ОТРЫВОК ДЛЯ ЧТЕНИЯ:
Естественно, предвидя распутицу и бездорожье, мы много внимания тогда уделяли обучению личного состава, занятого подвозкой и доставкой боеприпасов, горючего и смазочных материалов. В частях и подразделениях состоялись технические конференции, на которых перед водителями выступали опытные командиры, отлично подготовленные специалисты. Вспоминаю, с какой трогательной заботой наши ветераны обучали нелегкому фронтовому шоферскому делу новичков. Те потом с честью оправдали надежды своих наставников.
На войне не приходится говорить о мелочах. Каждая из них может здорово повредить хорошо продуманному плану операции, даже сорвать, казалось бы, в деталях разработанный бой. Военное лихолетье научило меня не скидывать со счетов накрапывающий дождичек, превращавшийся вдруг в ливень, еле заметный утренний холодок, становившийся к вечеру обжигающим морозом. Я стремился к тому, чтобы офицеры штаба тыла учились предвидеть, как говорится, заглядывать за горизонт.
Не хочу этим сказать, что все в работе штаба тыла, лично у меня всегда шло, что называется, без сучка и задоринки. Были промахи. Некоторые, как заноза, нет-нет да и сейчас еще напомнят о себе. Случалось, что и голос приходилось повышать. Иногда это было оправданно - требовалось вывести кое-кого из оцепенения. Порой выходило от минутной слабости. Откровенно скажу, мучился я после таких наскоков.
Один случай до сих пор не забуду. Мне позвонили из танковой части, которая вот-вот должна была начать марш, а запасного горючего ей все не поступало. Я сразу сел в машину, приказал водителю держаться маршрута, по которому автомобильный батальон подвозил горючее танкистам. Догнал колонну. Вижу, несколько машин безнадежно увязли, около них бьются перемазанные в грязи водители. Я - к командиру. Первое, что руководило мной, было желание примерно наказать его. И я уже принялся отчитывать офицера. Но быстро спохватился. Ведь в том, что засели машины, была и моя ошибка. Ни у одного водителя мы не нашли подручных средств, которые конечно же надо было иметь по такой каверзной погоде. А раз не было - стало быть, недоработал штаб тыла, в том числе и я - его руководитель.
Это жизненные уроки. Они долго помнятся. Я всегда считал и считаю, что в человеческих отношениях ни в коем случае не должны брать верх сиюминутная злость, грубость, неприязнь. В отношениях между командиром и подчиненными это вообще недопустимо. Это ведь плохо, когда после необоснованного разноса и у подчиненного портится настроение, меняется отношение к порученной работе. Плохо потому, что в проигрыше оказывается общее дело. А если это еще связано с человеческими жизнями, то, сами понимаете, какой тяжкий грех берет на себя любитель разносов...

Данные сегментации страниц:
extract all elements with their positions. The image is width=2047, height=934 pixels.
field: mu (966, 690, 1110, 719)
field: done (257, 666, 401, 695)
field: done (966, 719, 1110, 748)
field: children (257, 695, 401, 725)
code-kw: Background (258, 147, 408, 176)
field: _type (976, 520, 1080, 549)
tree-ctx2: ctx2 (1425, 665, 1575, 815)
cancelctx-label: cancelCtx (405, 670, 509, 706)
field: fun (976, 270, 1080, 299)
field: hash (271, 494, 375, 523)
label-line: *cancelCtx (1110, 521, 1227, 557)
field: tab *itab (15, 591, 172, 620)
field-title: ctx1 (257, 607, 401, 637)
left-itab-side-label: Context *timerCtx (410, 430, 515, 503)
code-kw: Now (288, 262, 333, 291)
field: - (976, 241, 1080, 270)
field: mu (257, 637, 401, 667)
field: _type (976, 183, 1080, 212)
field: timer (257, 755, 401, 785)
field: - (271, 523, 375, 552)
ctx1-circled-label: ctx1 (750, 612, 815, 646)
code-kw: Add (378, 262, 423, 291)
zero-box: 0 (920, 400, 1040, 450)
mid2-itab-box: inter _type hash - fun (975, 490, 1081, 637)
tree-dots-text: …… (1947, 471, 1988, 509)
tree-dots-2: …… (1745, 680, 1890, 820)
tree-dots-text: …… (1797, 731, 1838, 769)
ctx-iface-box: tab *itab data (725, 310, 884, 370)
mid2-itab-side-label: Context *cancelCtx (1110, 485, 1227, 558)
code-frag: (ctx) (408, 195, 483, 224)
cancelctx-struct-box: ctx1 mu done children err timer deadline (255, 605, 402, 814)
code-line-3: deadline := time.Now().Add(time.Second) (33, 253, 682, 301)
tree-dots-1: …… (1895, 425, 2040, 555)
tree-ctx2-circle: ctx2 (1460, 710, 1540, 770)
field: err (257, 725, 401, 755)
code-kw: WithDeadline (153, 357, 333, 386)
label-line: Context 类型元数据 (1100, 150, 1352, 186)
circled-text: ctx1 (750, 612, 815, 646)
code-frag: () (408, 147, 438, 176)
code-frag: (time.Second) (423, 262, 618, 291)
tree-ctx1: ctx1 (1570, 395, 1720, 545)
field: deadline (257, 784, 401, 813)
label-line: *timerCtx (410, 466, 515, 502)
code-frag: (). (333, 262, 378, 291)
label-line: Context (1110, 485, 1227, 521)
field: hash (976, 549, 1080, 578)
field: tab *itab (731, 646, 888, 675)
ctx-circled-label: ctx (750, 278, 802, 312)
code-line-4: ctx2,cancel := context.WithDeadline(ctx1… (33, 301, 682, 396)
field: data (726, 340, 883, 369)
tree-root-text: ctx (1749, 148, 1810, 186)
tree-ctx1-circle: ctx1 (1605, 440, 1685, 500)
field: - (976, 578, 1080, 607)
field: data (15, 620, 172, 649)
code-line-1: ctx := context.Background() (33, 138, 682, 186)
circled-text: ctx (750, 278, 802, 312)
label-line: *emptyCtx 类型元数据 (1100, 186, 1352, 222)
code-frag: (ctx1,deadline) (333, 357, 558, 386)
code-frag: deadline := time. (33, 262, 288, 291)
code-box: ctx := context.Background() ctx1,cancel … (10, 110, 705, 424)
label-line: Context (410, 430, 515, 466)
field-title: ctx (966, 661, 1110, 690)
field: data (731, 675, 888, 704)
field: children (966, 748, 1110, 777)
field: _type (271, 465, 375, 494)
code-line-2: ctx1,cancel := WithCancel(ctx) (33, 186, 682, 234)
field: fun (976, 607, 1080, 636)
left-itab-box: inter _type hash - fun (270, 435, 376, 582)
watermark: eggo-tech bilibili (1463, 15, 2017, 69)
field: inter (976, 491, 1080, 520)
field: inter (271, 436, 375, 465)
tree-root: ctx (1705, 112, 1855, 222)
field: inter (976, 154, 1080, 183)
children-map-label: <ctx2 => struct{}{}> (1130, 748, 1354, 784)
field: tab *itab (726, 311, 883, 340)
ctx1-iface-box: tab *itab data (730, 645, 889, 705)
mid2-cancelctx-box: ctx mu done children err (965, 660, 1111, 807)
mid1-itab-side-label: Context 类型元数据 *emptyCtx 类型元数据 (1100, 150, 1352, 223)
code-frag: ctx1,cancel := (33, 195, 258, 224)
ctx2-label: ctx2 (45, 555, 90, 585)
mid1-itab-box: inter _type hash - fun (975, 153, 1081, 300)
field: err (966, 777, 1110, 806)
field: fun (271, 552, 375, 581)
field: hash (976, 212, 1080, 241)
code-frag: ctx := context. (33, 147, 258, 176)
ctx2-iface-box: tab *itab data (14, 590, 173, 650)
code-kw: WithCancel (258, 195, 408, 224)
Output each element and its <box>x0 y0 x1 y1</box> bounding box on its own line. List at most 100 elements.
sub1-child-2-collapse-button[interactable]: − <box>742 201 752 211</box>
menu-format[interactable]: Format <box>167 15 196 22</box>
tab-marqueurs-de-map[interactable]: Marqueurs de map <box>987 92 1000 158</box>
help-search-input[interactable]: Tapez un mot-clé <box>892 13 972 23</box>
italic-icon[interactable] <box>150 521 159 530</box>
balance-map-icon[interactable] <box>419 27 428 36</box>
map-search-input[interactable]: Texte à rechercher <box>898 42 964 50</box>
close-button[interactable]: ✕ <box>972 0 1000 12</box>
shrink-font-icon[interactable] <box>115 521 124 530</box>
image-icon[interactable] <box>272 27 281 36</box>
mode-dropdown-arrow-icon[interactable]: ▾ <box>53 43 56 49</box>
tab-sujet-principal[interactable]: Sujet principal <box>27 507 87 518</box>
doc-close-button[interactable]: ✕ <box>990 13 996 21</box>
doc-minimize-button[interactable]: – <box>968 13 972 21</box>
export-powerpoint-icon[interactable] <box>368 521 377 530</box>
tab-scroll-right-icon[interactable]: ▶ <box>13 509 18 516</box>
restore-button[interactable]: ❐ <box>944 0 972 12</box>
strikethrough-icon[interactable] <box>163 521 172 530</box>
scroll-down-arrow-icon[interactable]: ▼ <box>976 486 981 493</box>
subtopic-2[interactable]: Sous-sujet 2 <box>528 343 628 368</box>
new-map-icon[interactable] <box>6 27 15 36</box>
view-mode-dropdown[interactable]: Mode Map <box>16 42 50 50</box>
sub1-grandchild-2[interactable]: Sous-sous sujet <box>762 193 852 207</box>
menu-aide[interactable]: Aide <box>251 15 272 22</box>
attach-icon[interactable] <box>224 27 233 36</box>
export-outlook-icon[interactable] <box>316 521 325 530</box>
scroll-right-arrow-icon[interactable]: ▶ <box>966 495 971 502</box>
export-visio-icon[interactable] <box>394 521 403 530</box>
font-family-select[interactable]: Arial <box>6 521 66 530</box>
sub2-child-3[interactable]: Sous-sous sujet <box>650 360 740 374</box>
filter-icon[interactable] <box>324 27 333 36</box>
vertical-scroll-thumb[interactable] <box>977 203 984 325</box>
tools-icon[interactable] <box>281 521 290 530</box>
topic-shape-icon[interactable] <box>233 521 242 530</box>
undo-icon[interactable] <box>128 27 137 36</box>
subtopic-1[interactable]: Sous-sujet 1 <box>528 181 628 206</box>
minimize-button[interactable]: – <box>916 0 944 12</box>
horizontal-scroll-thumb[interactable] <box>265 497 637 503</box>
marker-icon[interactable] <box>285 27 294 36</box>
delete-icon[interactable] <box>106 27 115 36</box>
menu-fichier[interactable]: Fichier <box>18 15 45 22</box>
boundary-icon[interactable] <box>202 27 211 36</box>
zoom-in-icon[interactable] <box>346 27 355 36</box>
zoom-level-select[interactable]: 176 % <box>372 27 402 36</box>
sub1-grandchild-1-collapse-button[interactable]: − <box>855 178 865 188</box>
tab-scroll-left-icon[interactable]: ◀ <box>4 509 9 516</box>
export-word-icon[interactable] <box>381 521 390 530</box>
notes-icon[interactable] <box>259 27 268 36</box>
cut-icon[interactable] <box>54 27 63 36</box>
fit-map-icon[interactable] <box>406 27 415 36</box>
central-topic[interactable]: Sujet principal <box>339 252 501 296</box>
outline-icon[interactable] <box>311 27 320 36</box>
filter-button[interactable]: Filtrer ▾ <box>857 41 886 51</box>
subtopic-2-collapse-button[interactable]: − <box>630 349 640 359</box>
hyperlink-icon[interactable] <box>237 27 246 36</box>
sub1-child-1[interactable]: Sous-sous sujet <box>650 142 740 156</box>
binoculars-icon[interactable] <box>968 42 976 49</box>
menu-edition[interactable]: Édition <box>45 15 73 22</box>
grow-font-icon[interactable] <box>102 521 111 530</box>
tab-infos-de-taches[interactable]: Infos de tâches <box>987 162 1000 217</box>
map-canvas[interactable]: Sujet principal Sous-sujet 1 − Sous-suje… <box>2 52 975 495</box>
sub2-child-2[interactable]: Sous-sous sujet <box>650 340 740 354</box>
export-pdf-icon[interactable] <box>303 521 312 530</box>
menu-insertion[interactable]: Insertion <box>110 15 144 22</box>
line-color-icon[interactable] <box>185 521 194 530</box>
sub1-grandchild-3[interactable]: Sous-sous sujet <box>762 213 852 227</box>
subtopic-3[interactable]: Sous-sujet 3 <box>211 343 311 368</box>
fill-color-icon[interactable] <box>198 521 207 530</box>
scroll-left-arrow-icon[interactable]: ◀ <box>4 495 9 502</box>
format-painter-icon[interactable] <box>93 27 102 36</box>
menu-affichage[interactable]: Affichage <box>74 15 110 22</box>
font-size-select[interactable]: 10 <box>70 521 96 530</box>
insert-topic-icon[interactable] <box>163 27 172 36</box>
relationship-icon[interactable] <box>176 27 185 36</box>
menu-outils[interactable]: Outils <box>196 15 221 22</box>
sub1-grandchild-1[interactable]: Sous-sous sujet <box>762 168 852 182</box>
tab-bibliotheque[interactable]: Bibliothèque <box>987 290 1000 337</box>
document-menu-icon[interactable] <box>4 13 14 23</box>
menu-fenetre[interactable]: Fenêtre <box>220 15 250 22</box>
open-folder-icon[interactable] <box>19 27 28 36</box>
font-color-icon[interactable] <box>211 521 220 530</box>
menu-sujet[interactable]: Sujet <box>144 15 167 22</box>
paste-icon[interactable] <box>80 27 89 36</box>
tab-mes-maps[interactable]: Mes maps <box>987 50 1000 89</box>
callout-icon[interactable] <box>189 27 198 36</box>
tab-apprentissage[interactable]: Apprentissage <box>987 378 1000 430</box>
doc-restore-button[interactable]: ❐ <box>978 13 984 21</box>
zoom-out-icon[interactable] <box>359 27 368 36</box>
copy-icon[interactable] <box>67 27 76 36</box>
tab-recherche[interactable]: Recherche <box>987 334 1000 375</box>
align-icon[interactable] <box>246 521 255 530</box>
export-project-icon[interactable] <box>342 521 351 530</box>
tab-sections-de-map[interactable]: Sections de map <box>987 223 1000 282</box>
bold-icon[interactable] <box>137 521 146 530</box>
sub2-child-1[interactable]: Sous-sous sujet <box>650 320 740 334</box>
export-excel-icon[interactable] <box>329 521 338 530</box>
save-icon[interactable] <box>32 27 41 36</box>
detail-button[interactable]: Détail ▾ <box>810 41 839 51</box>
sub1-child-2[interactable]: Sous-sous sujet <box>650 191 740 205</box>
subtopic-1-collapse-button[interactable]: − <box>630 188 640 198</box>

ЗАДАНИЕ:
По отрывку для чтения ответьте на вопросы:
(a) Кто выступал перед водителями на технических конференциях?
(b) Откуда поступил звонок и чего там все не получали?
(c) Чего не нашли ни у одного водителя в увязшей колонне?

ПОЛЕ ОТВЕТА:
(a) Опытные командиры, отлично подготовленные специалисты.
(b) Из танковой части, которая вот-вот должна была начать марш; ей не поступало запасное горючее.
(c) Подручных средств.